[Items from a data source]
┄┄┄┄┄┄┄┄┄┄┄┄┄┄┄┄┄┄┄┄
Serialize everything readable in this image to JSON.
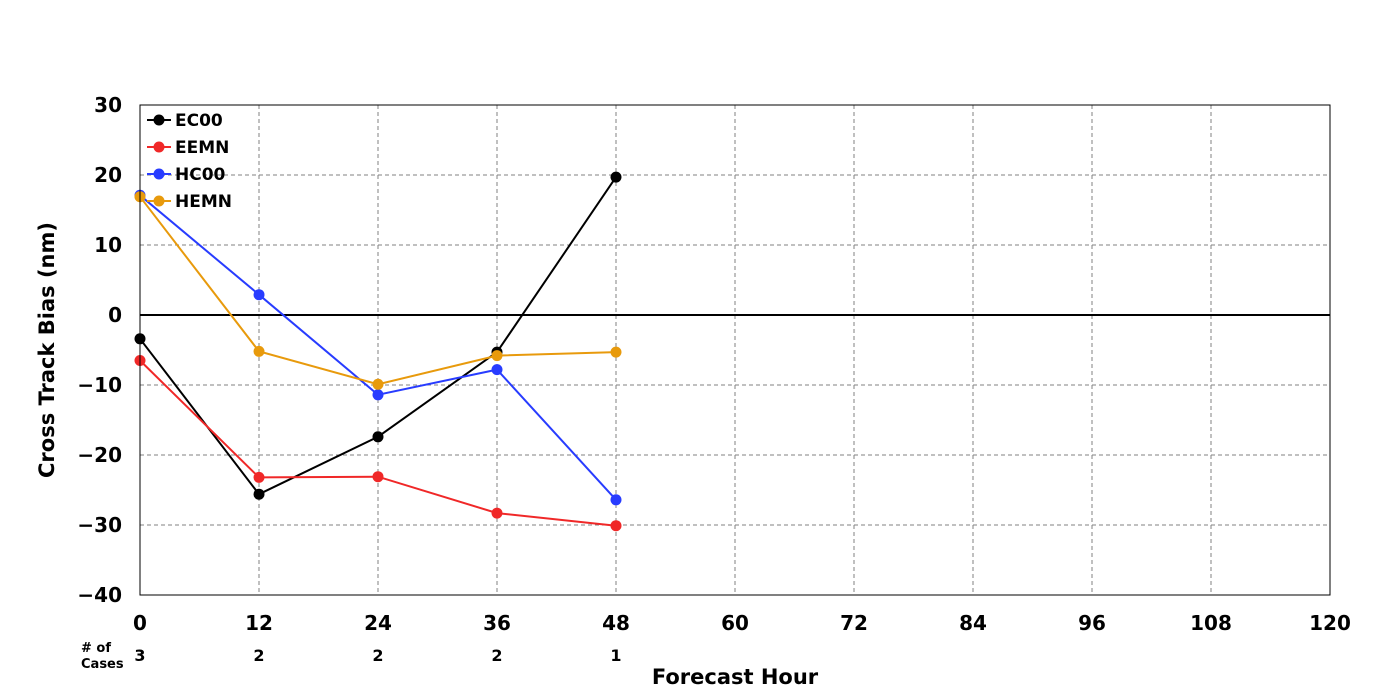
{
  "chart_data": {
    "type": "line",
    "xlabel": "Forecast Hour",
    "ylabel": "Cross Track Bias (nm)",
    "xlim": [
      0,
      120
    ],
    "ylim": [
      -40,
      30
    ],
    "xticks": [
      0,
      12,
      24,
      36,
      48,
      60,
      72,
      84,
      96,
      108,
      120
    ],
    "yticks": [
      -40,
      -30,
      -20,
      -10,
      0,
      10,
      20,
      30
    ],
    "grid": true,
    "grid_style": "dashed",
    "legend_position": "top-left",
    "zero_line": true,
    "cases": {
      "label_line1": "# of",
      "label_line2": "Cases",
      "x": [
        0,
        12,
        24,
        36,
        48
      ],
      "values": [
        "3",
        "2",
        "2",
        "2",
        "1"
      ]
    },
    "series": [
      {
        "name": "EC00",
        "color": "#000000",
        "x": [
          0,
          12,
          24,
          36,
          48
        ],
        "values": [
          -3.4,
          -25.6,
          -17.4,
          -5.3,
          19.7
        ]
      },
      {
        "name": "EEMN",
        "color": "#f02828",
        "x": [
          0,
          12,
          24,
          36,
          48
        ],
        "values": [
          -6.5,
          -23.2,
          -23.1,
          -28.3,
          -30.1
        ]
      },
      {
        "name": "HC00",
        "color": "#283cff",
        "x": [
          0,
          12,
          24,
          36,
          48
        ],
        "values": [
          17.1,
          2.9,
          -11.4,
          -7.8,
          -26.4
        ]
      },
      {
        "name": "HEMN",
        "color": "#e89a0c",
        "x": [
          0,
          12,
          24,
          36,
          48
        ],
        "values": [
          16.9,
          -5.2,
          -9.9,
          -5.8,
          -5.3
        ]
      }
    ]
  }
}
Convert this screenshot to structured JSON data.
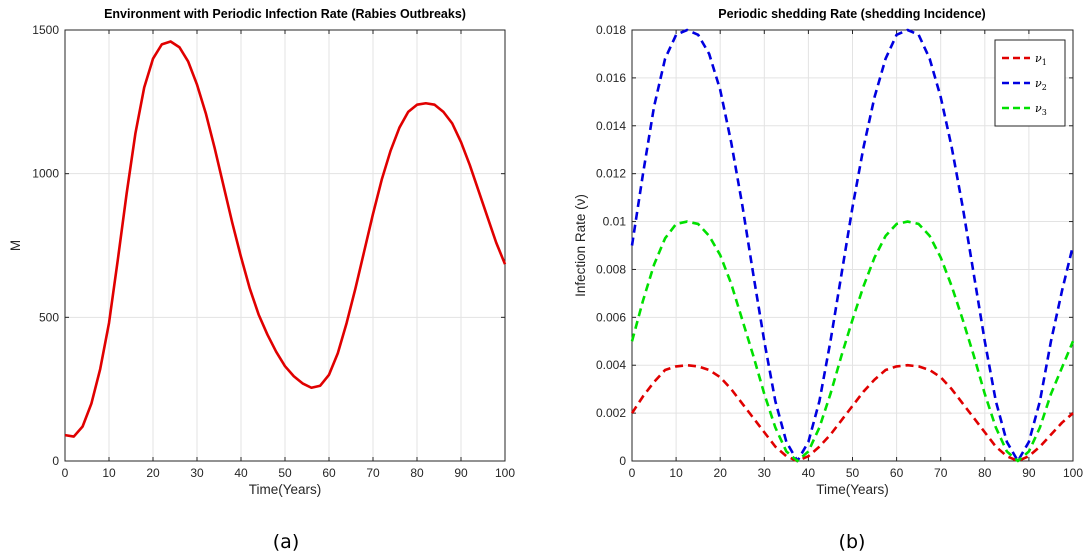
┄┄┄┄┄┄┄┄┄┄┄┄┄┄┄┄┄┄┄┄
| WHAT YOU HAVE TO DO |
Return every line above that contains the word "this".

| THE ANSWER |
Serialize everything readable in this image to JSON.
Convert this screenshot to structured JSON data.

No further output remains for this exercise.